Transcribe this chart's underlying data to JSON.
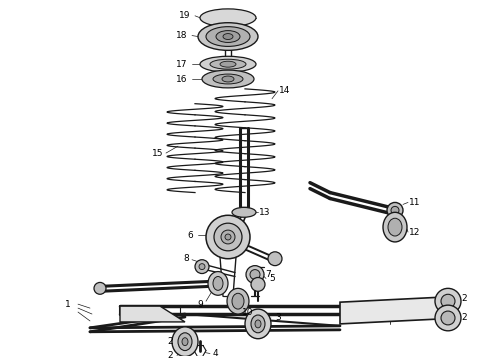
{
  "bg_color": "#ffffff",
  "line_color": "#1a1a1a",
  "label_color": "#000000",
  "label_fontsize": 6.5,
  "fig_w": 4.9,
  "fig_h": 3.6,
  "dpi": 100
}
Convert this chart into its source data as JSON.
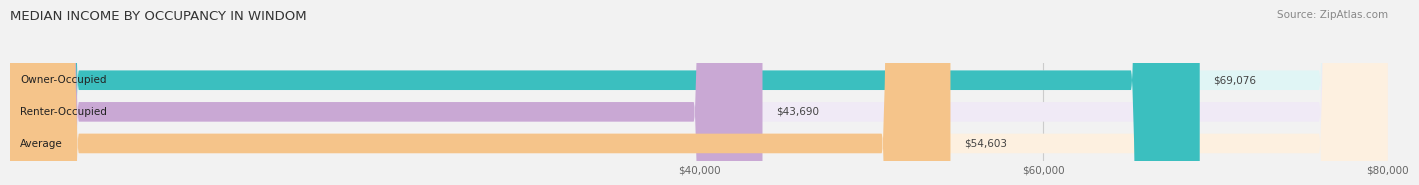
{
  "title": "MEDIAN INCOME BY OCCUPANCY IN WINDOM",
  "source": "Source: ZipAtlas.com",
  "categories": [
    "Owner-Occupied",
    "Renter-Occupied",
    "Average"
  ],
  "values": [
    69076,
    43690,
    54603
  ],
  "labels": [
    "$69,076",
    "$43,690",
    "$54,603"
  ],
  "bar_colors": [
    "#3bbfbf",
    "#c9a8d4",
    "#f5c48a"
  ],
  "bar_bg_colors": [
    "#e0f5f5",
    "#f0eaf6",
    "#fdf0e0"
  ],
  "xlim": [
    0,
    80000
  ],
  "xticks": [
    40000,
    60000,
    80000
  ],
  "xticklabels": [
    "$40,000",
    "$60,000",
    "$80,000"
  ],
  "title_fontsize": 9.5,
  "source_fontsize": 7.5,
  "label_fontsize": 7.5,
  "value_fontsize": 7.5,
  "background_color": "#f2f2f2"
}
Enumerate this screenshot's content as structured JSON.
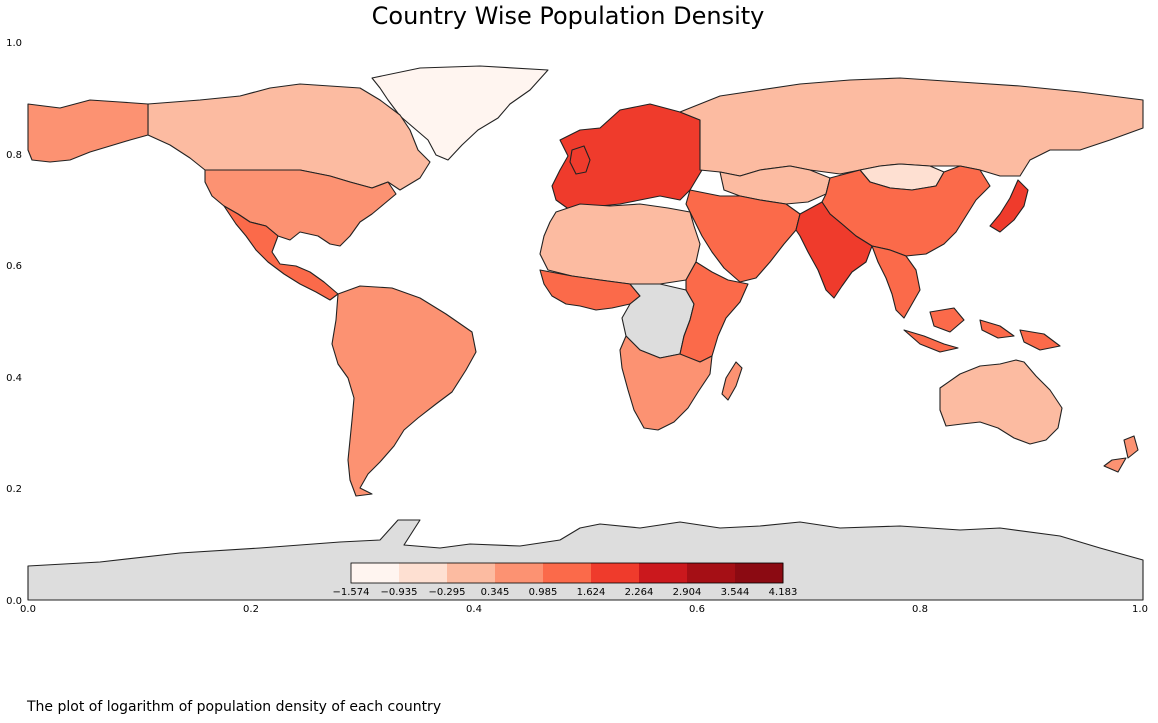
{
  "title": "Country Wise Population Density",
  "caption": "The plot of logarithm of population density of each country",
  "colors": {
    "no_data": "#dddddd",
    "border": "#222222",
    "colormap": [
      "#fff5f0",
      "#fee0d2",
      "#fcbba1",
      "#fc9272",
      "#fb6a4a",
      "#ef3b2c",
      "#cb181d",
      "#a50f15",
      "#8b0a12"
    ]
  },
  "chart_data": {
    "type": "choropleth",
    "title": "Country Wise Population Density",
    "x_ticks": [
      "0.0",
      "0.2",
      "0.4",
      "0.6",
      "0.8",
      "1.0"
    ],
    "y_ticks": [
      "0.0",
      "0.2",
      "0.4",
      "0.6",
      "0.8",
      "1.0"
    ],
    "xlim": [
      0,
      1
    ],
    "ylim": [
      0,
      1
    ],
    "colorbar": {
      "placement": "bottom-center",
      "tick_labels": [
        "−1.574",
        "−0.935",
        "−0.295",
        "0.345",
        "0.985",
        "1.624",
        "2.264",
        "2.904",
        "3.544",
        "4.183"
      ],
      "bins": 9
    },
    "regions": [
      {
        "region": "Greenland",
        "bin": 0
      },
      {
        "region": "Canada",
        "bin": 2
      },
      {
        "region": "Alaska",
        "bin": 3
      },
      {
        "region": "United States",
        "bin": 3
      },
      {
        "region": "Mexico & Central America",
        "bin": 4
      },
      {
        "region": "South America",
        "bin": 3
      },
      {
        "region": "Europe",
        "bin": 5
      },
      {
        "region": "Russia",
        "bin": 2
      },
      {
        "region": "Kazakhstan",
        "bin": 2
      },
      {
        "region": "Mongolia",
        "bin": 1
      },
      {
        "region": "China",
        "bin": 4
      },
      {
        "region": "India",
        "bin": 5
      },
      {
        "region": "Japan",
        "bin": 5
      },
      {
        "region": "Middle East",
        "bin": 4
      },
      {
        "region": "Southeast Asia",
        "bin": 4
      },
      {
        "region": "Indonesia",
        "bin": 4
      },
      {
        "region": "North Africa",
        "bin": 2
      },
      {
        "region": "West Africa",
        "bin": 4
      },
      {
        "region": "Central Africa",
        "bin": -1
      },
      {
        "region": "East Africa",
        "bin": 4
      },
      {
        "region": "Southern Africa",
        "bin": 3
      },
      {
        "region": "Madagascar",
        "bin": 3
      },
      {
        "region": "Australia",
        "bin": 2
      },
      {
        "region": "New Zealand",
        "bin": 3
      },
      {
        "region": "Antarctica",
        "bin": -1
      }
    ]
  }
}
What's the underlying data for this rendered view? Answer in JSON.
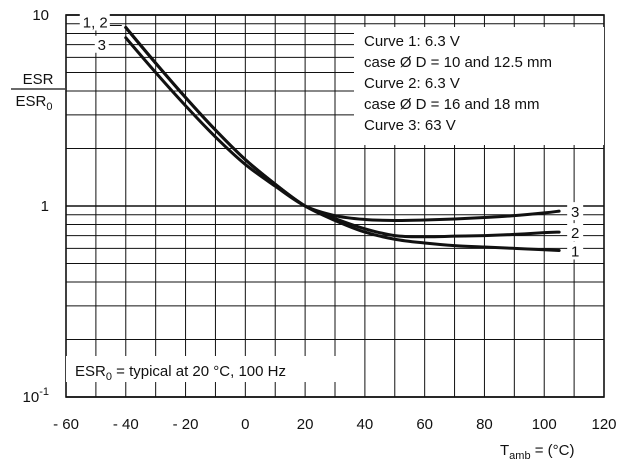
{
  "chart_data": {
    "type": "line",
    "title": "",
    "x_ticks": [
      -60,
      -40,
      -20,
      0,
      20,
      40,
      60,
      80,
      100,
      120
    ],
    "x_tick_labels": [
      "- 60",
      "- 40",
      "- 20",
      "0",
      "20",
      "40",
      "60",
      "80",
      "100",
      "120"
    ],
    "xlim": [
      -60,
      120
    ],
    "ylim": [
      0.1,
      10
    ],
    "y_scale": "log",
    "y_tick_labels": [
      {
        "value": 10,
        "base": "10",
        "sup": ""
      },
      {
        "value": 1,
        "base": "1",
        "sup": ""
      },
      {
        "value": 0.1,
        "base": "10",
        "sup": "-1"
      }
    ],
    "ylabel": {
      "numerator": "ESR",
      "denominator_base": "ESR",
      "denominator_sub": "0"
    },
    "xlabel": {
      "base": "T",
      "sub": "amb",
      "rest": " = (°C)"
    },
    "grid": true,
    "legend_lines": [
      "Curve 1: 6.3 V",
      "case Ø D = 10 and 12.5 mm",
      "Curve 2: 6.3 V",
      "case Ø D = 16 and 18 mm",
      "Curve 3: 63 V"
    ],
    "note": {
      "base": "ESR",
      "sub": "0",
      "rest": " = typical at 20 °C, 100 Hz"
    },
    "series": [
      {
        "name": "1",
        "color": "#111111",
        "x": [
          -40,
          -30,
          -20,
          -10,
          0,
          10,
          20,
          30,
          40,
          50,
          60,
          70,
          80,
          90,
          100,
          105
        ],
        "y": [
          8.6,
          5.6,
          3.7,
          2.5,
          1.75,
          1.3,
          1.0,
          0.84,
          0.73,
          0.67,
          0.64,
          0.62,
          0.61,
          0.6,
          0.59,
          0.585
        ]
      },
      {
        "name": "2",
        "color": "#111111",
        "x": [
          -40,
          -30,
          -20,
          -10,
          0,
          10,
          20,
          30,
          40,
          50,
          60,
          70,
          80,
          90,
          100,
          105
        ],
        "y": [
          8.6,
          5.6,
          3.7,
          2.5,
          1.75,
          1.3,
          1.0,
          0.86,
          0.76,
          0.7,
          0.69,
          0.695,
          0.7,
          0.71,
          0.725,
          0.73
        ]
      },
      {
        "name": "3",
        "color": "#111111",
        "x": [
          -40,
          -30,
          -20,
          -10,
          0,
          10,
          20,
          30,
          40,
          50,
          60,
          70,
          80,
          90,
          100,
          105
        ],
        "y": [
          7.6,
          5.0,
          3.35,
          2.3,
          1.65,
          1.27,
          1.0,
          0.89,
          0.85,
          0.84,
          0.845,
          0.855,
          0.87,
          0.89,
          0.92,
          0.94
        ]
      }
    ]
  }
}
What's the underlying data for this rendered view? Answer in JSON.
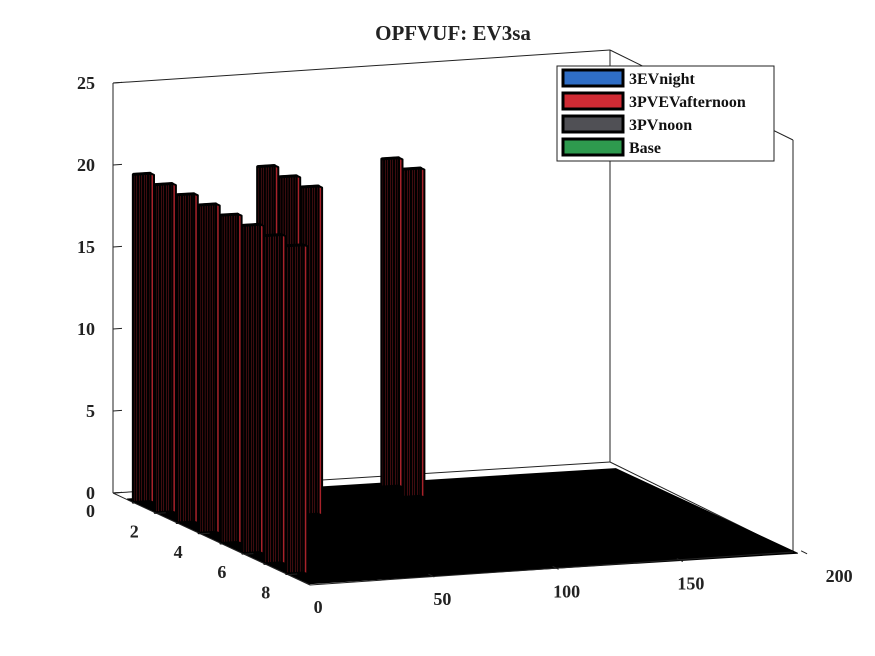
{
  "chart_data": {
    "type": "bar3d",
    "title": "OPFVUF: EV3sa",
    "xlabel": "",
    "ylabel": "",
    "zlabel": "",
    "x_ticks": [
      "0",
      "50",
      "100",
      "150",
      "200"
    ],
    "y_ticks": [
      "0",
      "2",
      "4",
      "6",
      "8"
    ],
    "z_ticks": [
      "0",
      "5",
      "10",
      "15",
      "20",
      "25"
    ],
    "xlim": [
      0,
      200
    ],
    "ylim": [
      0,
      9
    ],
    "zlim": [
      0,
      25
    ],
    "grid": false,
    "legend_position": "top-right",
    "colors": {
      "3EVnight": "#2f6ec6",
      "3PVEVafternoon": "#d02b34",
      "3PVnoon": "#505055",
      "Base": "#2e9a4e",
      "edge": "#000000",
      "floor": "#000000"
    },
    "series": [
      {
        "name": "3EVnight",
        "values": []
      },
      {
        "name": "3PVEVafternoon",
        "values": []
      },
      {
        "name": "3PVnoon",
        "values": []
      },
      {
        "name": "Base",
        "values": []
      }
    ],
    "panel_groups": [
      {
        "group": 1,
        "x_range": [
          0,
          7
        ],
        "rows": [
          1,
          2,
          3,
          4,
          5,
          6,
          7,
          8
        ],
        "value": 20
      },
      {
        "group": 2,
        "x_range": [
          50,
          57
        ],
        "rows": [
          1,
          2,
          3
        ],
        "value": 20
      },
      {
        "group": 3,
        "x_range": [
          100,
          107
        ],
        "rows": [
          1,
          2
        ],
        "value": 20
      }
    ]
  }
}
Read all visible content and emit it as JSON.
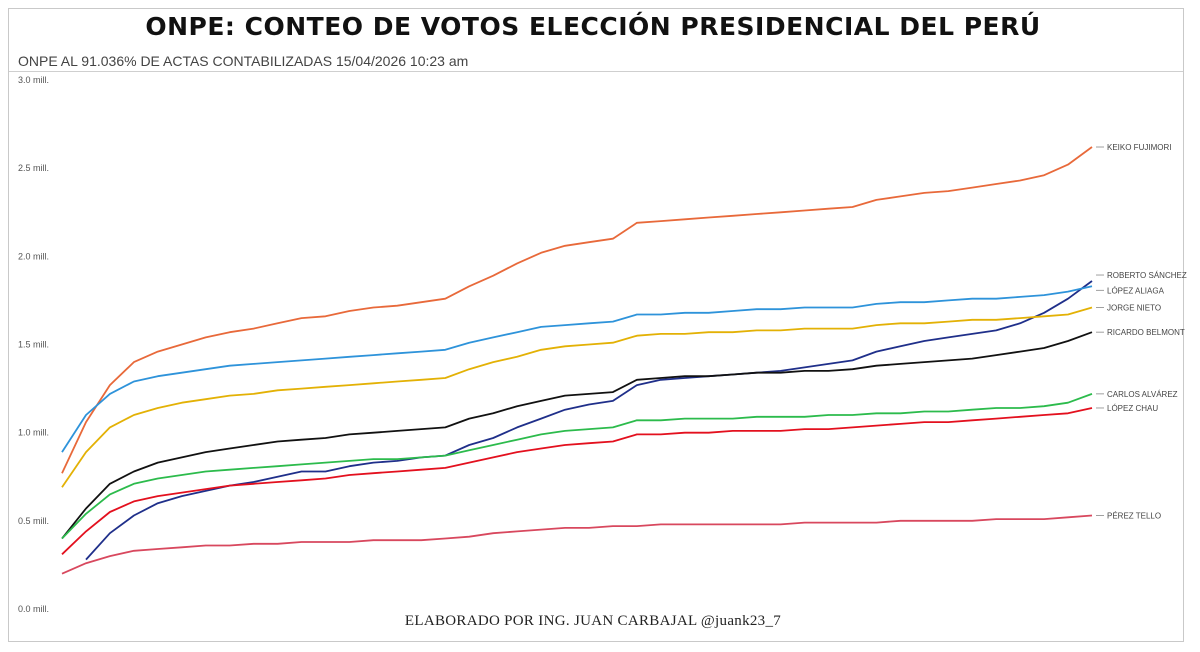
{
  "title": "ONPE: CONTEO DE VOTOS ELECCIÓN PRESIDENCIAL DEL PERÚ",
  "subtitle": "ONPE AL 91.036% DE ACTAS CONTABILIZADAS 15/04/2026 10:23 am",
  "footer": "ELABORADO POR ING. JUAN CARBAJAL @juank23_7",
  "chart_data": {
    "type": "line",
    "title": "ONPE: CONTEO DE VOTOS ELECCIÓN PRESIDENCIAL DEL PERÚ",
    "subtitle": "ONPE AL 91.036% DE ACTAS CONTABILIZADAS 15/04/2026 10:23 am",
    "xlabel": "",
    "ylabel": "",
    "ylim": [
      0,
      3.0
    ],
    "yticks": [
      0.0,
      0.5,
      1.0,
      1.5,
      2.0,
      2.5,
      3.0
    ],
    "ytick_labels": [
      "0.0 mill.",
      "0.5 mill.",
      "1.0 mill.",
      "1.5 mill.",
      "2.0 mill.",
      "2.5 mill.",
      "3.0 mill."
    ],
    "grid": false,
    "legend": "inline labels at right end of each line",
    "series": [
      {
        "name": "KEIKO FUJIMORI",
        "color": "#E8693A",
        "values": [
          0.77,
          1.06,
          1.27,
          1.4,
          1.46,
          1.5,
          1.54,
          1.57,
          1.59,
          1.62,
          1.65,
          1.66,
          1.69,
          1.71,
          1.72,
          1.74,
          1.76,
          1.83,
          1.89,
          1.96,
          2.02,
          2.06,
          2.08,
          2.1,
          2.19,
          2.2,
          2.21,
          2.22,
          2.23,
          2.24,
          2.25,
          2.26,
          2.27,
          2.28,
          2.32,
          2.34,
          2.36,
          2.37,
          2.39,
          2.41,
          2.43,
          2.46,
          2.52,
          2.62
        ]
      },
      {
        "name": "ROBERTO SÁNCHEZ",
        "color": "#1F2F8A",
        "values": [
          null,
          0.28,
          0.43,
          0.53,
          0.6,
          0.64,
          0.67,
          0.7,
          0.72,
          0.75,
          0.78,
          0.78,
          0.81,
          0.83,
          0.84,
          0.86,
          0.87,
          0.93,
          0.97,
          1.03,
          1.08,
          1.13,
          1.16,
          1.18,
          1.27,
          1.3,
          1.31,
          1.32,
          1.33,
          1.34,
          1.35,
          1.37,
          1.39,
          1.41,
          1.46,
          1.49,
          1.52,
          1.54,
          1.56,
          1.58,
          1.62,
          1.68,
          1.76,
          1.86
        ]
      },
      {
        "name": "LÓPEZ ALIAGA",
        "color": "#2E93DA",
        "values": [
          0.89,
          1.1,
          1.22,
          1.29,
          1.32,
          1.34,
          1.36,
          1.38,
          1.39,
          1.4,
          1.41,
          1.42,
          1.43,
          1.44,
          1.45,
          1.46,
          1.47,
          1.51,
          1.54,
          1.57,
          1.6,
          1.61,
          1.62,
          1.63,
          1.67,
          1.67,
          1.68,
          1.68,
          1.69,
          1.7,
          1.7,
          1.71,
          1.71,
          1.71,
          1.73,
          1.74,
          1.74,
          1.75,
          1.76,
          1.76,
          1.77,
          1.78,
          1.8,
          1.83
        ]
      },
      {
        "name": "JORGE NIETO",
        "color": "#E3B105",
        "values": [
          0.69,
          0.89,
          1.03,
          1.1,
          1.14,
          1.17,
          1.19,
          1.21,
          1.22,
          1.24,
          1.25,
          1.26,
          1.27,
          1.28,
          1.29,
          1.3,
          1.31,
          1.36,
          1.4,
          1.43,
          1.47,
          1.49,
          1.5,
          1.51,
          1.55,
          1.56,
          1.56,
          1.57,
          1.57,
          1.58,
          1.58,
          1.59,
          1.59,
          1.59,
          1.61,
          1.62,
          1.62,
          1.63,
          1.64,
          1.64,
          1.65,
          1.66,
          1.67,
          1.71
        ]
      },
      {
        "name": "RICARDO BELMONT",
        "color": "#111111",
        "values": [
          0.4,
          0.57,
          0.71,
          0.78,
          0.83,
          0.86,
          0.89,
          0.91,
          0.93,
          0.95,
          0.96,
          0.97,
          0.99,
          1.0,
          1.01,
          1.02,
          1.03,
          1.08,
          1.11,
          1.15,
          1.18,
          1.21,
          1.22,
          1.23,
          1.3,
          1.31,
          1.32,
          1.32,
          1.33,
          1.34,
          1.34,
          1.35,
          1.35,
          1.36,
          1.38,
          1.39,
          1.4,
          1.41,
          1.42,
          1.44,
          1.46,
          1.48,
          1.52,
          1.57
        ]
      },
      {
        "name": "CARLOS ALVÁREZ",
        "color": "#2CBB4C",
        "values": [
          0.4,
          0.54,
          0.65,
          0.71,
          0.74,
          0.76,
          0.78,
          0.79,
          0.8,
          0.81,
          0.82,
          0.83,
          0.84,
          0.85,
          0.85,
          0.86,
          0.87,
          0.9,
          0.93,
          0.96,
          0.99,
          1.01,
          1.02,
          1.03,
          1.07,
          1.07,
          1.08,
          1.08,
          1.08,
          1.09,
          1.09,
          1.09,
          1.1,
          1.1,
          1.11,
          1.11,
          1.12,
          1.12,
          1.13,
          1.14,
          1.14,
          1.15,
          1.17,
          1.22
        ]
      },
      {
        "name": "LÓPEZ CHAU",
        "color": "#E3101E",
        "values": [
          0.31,
          0.44,
          0.55,
          0.61,
          0.64,
          0.66,
          0.68,
          0.7,
          0.71,
          0.72,
          0.73,
          0.74,
          0.76,
          0.77,
          0.78,
          0.79,
          0.8,
          0.83,
          0.86,
          0.89,
          0.91,
          0.93,
          0.94,
          0.95,
          0.99,
          0.99,
          1.0,
          1.0,
          1.01,
          1.01,
          1.01,
          1.02,
          1.02,
          1.03,
          1.04,
          1.05,
          1.06,
          1.06,
          1.07,
          1.08,
          1.09,
          1.1,
          1.11,
          1.14
        ]
      },
      {
        "name": "PÉREZ TELLO",
        "color": "#D8485E",
        "values": [
          0.2,
          0.26,
          0.3,
          0.33,
          0.34,
          0.35,
          0.36,
          0.36,
          0.37,
          0.37,
          0.38,
          0.38,
          0.38,
          0.39,
          0.39,
          0.39,
          0.4,
          0.41,
          0.43,
          0.44,
          0.45,
          0.46,
          0.46,
          0.47,
          0.47,
          0.48,
          0.48,
          0.48,
          0.48,
          0.48,
          0.48,
          0.49,
          0.49,
          0.49,
          0.49,
          0.5,
          0.5,
          0.5,
          0.5,
          0.51,
          0.51,
          0.51,
          0.52,
          0.53
        ]
      }
    ]
  }
}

## Brief
Pick out all the lines with the word "content" in them and copy them.

## Answer
Enumerate this screenshot's content as structured JSON.
Read all visible content and emit it as JSON.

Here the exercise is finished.